■ **Information supplied**:
#####
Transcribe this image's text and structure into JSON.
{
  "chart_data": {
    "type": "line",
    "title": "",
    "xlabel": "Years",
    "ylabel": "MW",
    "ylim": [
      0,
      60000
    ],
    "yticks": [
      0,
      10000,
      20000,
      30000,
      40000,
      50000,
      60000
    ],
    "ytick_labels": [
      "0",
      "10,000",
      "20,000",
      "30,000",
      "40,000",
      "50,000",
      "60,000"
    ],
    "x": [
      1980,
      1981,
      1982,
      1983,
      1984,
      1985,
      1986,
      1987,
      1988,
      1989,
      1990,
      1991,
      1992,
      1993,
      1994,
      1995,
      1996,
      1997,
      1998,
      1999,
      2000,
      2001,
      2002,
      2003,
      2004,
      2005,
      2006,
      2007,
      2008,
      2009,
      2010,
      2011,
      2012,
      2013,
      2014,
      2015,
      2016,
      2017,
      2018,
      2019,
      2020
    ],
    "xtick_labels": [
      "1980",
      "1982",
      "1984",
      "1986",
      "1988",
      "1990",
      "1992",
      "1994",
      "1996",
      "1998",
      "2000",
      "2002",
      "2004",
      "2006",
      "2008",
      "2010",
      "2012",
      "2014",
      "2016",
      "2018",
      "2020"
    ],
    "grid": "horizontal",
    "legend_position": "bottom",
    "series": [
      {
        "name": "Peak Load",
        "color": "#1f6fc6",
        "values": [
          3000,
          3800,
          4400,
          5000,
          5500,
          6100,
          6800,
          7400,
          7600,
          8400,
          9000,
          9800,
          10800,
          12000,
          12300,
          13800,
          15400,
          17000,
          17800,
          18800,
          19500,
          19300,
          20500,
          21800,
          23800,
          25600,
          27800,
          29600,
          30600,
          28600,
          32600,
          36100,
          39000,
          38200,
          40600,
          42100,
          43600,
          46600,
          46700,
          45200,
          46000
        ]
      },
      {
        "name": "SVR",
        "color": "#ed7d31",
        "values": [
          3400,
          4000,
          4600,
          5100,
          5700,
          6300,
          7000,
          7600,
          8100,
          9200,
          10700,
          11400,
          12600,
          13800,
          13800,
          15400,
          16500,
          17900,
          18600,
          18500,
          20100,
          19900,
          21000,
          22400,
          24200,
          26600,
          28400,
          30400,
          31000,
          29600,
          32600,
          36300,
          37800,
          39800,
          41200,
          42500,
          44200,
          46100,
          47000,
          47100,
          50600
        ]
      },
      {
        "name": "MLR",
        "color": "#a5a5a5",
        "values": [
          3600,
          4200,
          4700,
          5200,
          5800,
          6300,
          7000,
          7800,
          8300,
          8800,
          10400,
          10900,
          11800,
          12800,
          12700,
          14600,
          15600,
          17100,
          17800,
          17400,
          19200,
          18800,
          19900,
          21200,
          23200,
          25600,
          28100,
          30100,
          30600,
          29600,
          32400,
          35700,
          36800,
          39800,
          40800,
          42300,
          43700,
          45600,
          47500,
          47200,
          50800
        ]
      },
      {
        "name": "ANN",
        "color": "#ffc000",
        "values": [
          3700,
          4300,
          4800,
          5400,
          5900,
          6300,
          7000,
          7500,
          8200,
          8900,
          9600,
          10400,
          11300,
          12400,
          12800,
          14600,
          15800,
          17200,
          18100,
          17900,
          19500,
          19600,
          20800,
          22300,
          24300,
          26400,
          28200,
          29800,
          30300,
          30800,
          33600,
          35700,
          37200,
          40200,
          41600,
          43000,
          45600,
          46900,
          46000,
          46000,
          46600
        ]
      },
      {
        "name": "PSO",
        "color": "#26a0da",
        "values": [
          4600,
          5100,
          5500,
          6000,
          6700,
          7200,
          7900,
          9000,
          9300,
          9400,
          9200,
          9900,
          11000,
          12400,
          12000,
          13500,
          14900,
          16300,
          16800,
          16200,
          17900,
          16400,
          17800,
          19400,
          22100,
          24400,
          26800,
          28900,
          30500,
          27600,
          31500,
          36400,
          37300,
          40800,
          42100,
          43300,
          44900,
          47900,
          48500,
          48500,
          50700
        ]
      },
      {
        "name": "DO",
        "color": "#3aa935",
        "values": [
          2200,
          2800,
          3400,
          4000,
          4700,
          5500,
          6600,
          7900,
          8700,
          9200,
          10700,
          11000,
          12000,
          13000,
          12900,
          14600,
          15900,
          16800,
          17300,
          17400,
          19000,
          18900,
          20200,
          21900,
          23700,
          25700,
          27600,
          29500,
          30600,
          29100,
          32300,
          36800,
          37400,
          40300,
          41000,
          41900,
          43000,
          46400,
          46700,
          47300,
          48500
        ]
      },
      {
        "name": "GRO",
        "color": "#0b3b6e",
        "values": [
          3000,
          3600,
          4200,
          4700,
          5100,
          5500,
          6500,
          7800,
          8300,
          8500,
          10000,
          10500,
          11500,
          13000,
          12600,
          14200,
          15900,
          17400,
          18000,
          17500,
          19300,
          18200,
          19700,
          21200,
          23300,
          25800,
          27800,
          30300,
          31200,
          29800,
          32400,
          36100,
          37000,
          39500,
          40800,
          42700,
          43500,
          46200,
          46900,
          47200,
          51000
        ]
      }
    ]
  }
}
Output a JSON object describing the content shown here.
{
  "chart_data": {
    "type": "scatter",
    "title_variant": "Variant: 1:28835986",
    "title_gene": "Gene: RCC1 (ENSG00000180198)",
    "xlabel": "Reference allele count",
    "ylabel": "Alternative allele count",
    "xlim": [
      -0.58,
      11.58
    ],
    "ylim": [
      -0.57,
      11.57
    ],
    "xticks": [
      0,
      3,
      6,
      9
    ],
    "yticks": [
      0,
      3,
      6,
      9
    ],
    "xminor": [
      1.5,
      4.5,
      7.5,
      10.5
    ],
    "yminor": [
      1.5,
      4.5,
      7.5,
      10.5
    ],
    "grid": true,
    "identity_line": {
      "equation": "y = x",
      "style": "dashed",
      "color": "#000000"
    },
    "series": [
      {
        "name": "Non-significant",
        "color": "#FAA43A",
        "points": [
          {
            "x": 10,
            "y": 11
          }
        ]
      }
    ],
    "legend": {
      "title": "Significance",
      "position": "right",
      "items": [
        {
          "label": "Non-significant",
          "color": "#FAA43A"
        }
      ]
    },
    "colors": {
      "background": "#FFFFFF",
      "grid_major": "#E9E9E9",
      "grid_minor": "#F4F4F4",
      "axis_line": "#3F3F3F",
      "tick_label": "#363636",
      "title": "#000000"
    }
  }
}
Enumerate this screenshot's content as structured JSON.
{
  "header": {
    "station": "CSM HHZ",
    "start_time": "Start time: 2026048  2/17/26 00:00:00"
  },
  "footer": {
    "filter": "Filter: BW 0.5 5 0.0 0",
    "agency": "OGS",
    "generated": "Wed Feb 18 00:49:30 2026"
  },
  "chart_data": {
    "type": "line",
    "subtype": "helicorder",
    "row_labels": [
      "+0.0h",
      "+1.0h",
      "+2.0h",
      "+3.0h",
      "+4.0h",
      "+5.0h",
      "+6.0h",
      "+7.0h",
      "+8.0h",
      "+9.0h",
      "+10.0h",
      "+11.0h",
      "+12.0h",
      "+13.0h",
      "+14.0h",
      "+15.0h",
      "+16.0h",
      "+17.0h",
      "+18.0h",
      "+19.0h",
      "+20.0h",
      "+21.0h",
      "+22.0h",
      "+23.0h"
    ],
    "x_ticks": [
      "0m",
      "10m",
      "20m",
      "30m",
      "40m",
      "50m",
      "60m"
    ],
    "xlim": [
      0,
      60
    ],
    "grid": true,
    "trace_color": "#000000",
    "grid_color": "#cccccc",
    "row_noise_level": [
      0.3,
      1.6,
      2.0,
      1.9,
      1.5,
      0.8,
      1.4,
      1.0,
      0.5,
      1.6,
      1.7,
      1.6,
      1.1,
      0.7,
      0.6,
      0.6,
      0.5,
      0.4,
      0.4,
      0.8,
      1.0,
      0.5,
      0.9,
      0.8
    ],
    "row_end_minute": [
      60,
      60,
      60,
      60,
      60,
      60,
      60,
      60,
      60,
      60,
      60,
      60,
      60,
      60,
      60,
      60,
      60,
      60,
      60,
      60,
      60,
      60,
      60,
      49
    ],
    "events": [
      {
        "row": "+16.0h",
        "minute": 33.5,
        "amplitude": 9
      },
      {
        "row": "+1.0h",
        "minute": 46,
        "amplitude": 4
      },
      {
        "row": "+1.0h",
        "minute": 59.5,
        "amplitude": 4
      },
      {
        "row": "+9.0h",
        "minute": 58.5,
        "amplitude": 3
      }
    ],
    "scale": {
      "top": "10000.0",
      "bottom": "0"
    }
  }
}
#####
■ **Short problem**: Set down, word for word, every line from the line that holds "Enumerate this screenshot's" to the end of the entries above, including both ends.

■ **Solution to the exercise**:
Enumerate this screenshot's content as structured JSON.
{
  "header": {
    "station": "CSM HHZ",
    "start_time": "Start time: 2026048  2/17/26 00:00:00"
  },
  "footer": {
    "filter": "Filter: BW 0.5 5 0.0 0",
    "agency": "OGS",
    "generated": "Wed Feb 18 00:49:30 2026"
  },
  "chart_data": {
    "type": "line",
    "subtype": "helicorder",
    "row_labels": [
      "+0.0h",
      "+1.0h",
      "+2.0h",
      "+3.0h",
      "+4.0h",
      "+5.0h",
      "+6.0h",
      "+7.0h",
      "+8.0h",
      "+9.0h",
      "+10.0h",
      "+11.0h",
      "+12.0h",
      "+13.0h",
      "+14.0h",
      "+15.0h",
      "+16.0h",
      "+17.0h",
      "+18.0h",
      "+19.0h",
      "+20.0h",
      "+21.0h",
      "+22.0h",
      "+23.0h"
    ],
    "x_ticks": [
      "0m",
      "10m",
      "20m",
      "30m",
      "40m",
      "50m",
      "60m"
    ],
    "xlim": [
      0,
      60
    ],
    "grid": true,
    "trace_color": "#000000",
    "grid_color": "#cccccc",
    "row_noise_level": [
      0.3,
      1.6,
      2.0,
      1.9,
      1.5,
      0.8,
      1.4,
      1.0,
      0.5,
      1.6,
      1.7,
      1.6,
      1.1,
      0.7,
      0.6,
      0.6,
      0.5,
      0.4,
      0.4,
      0.8,
      1.0,
      0.5,
      0.9,
      0.8
    ],
    "row_end_minute": [
      60,
      60,
      60,
      60,
      60,
      60,
      60,
      60,
      60,
      60,
      60,
      60,
      60,
      60,
      60,
      60,
      60,
      60,
      60,
      60,
      60,
      60,
      60,
      49
    ],
    "events": [
      {
        "row": "+16.0h",
        "minute": 33.5,
        "amplitude": 9
      },
      {
        "row": "+1.0h",
        "minute": 46,
        "amplitude": 4
      },
      {
        "row": "+1.0h",
        "minute": 59.5,
        "amplitude": 4
      },
      {
        "row": "+9.0h",
        "minute": 58.5,
        "amplitude": 3
      }
    ],
    "scale": {
      "top": "10000.0",
      "bottom": "0"
    }
  }
}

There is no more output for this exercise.